Pick out every line of the entries below where "исследования" occurs, and copy those lines.
-- BEGIN SOURCE MATERIAL --
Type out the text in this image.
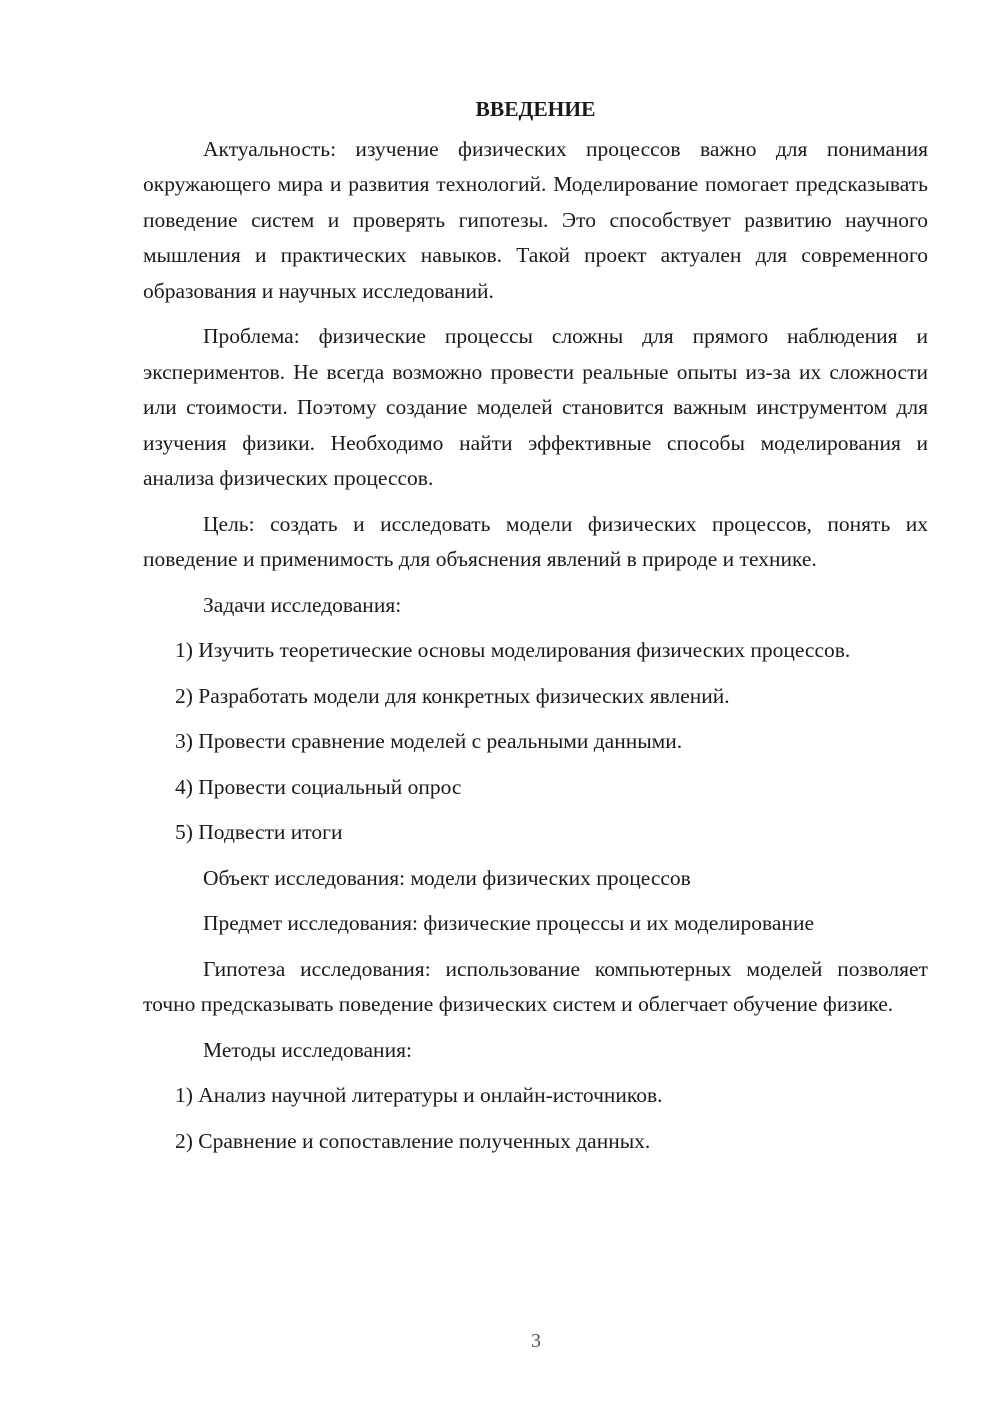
ВВЕДЕНИЕ

Актуальность: изучение физических процессов важно для понимания окружающего мира и развития технологий. Моделирование помогает предсказывать поведение систем и проверять гипотезы. Это способствует развитию научного мышления и практических навыков. Такой проект актуален для современного образования и научных исследований.

Проблема: физические процессы сложны для прямого наблюдения и экспериментов. Не всегда возможно провести реальные опыты из-за их сложности или стоимости. Поэтому создание моделей становится важным инструментом для изучения физики. Необходимо найти эффективные способы моделирования и анализа физических процессов.

Цель: создать и исследовать модели физических процессов, понять их поведение и применимость для объяснения явлений в природе и технике.

Задачи исследования:

1) Изучить теоретические основы моделирования физических процессов.

2) Разработать модели для конкретных физических явлений.

3) Провести сравнение моделей с реальными данными.

4) Провести социальный опрос

5) Подвести итоги

Объект исследования: модели физических процессов

Предмет исследования: физические процессы и их моделирование

Гипотеза исследования: использование компьютерных моделей позволяет точно предсказывать поведение физических систем и облегчает обучение физике.

Методы исследования:

1) Анализ научной литературы и онлайн-источников.

2) Сравнение и сопоставление полученных данных.

3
-- END SOURCE MATERIAL --
_TASK OUTPUT_:
Задачи исследования:
Объект исследования: модели физических процессов
Предмет исследования: физические процессы и их моделирование
Гипотеза исследования: использование компьютерных моделей позволяет точно предсказывать поведение физических систем и облегчает обучение физике.
Методы исследования:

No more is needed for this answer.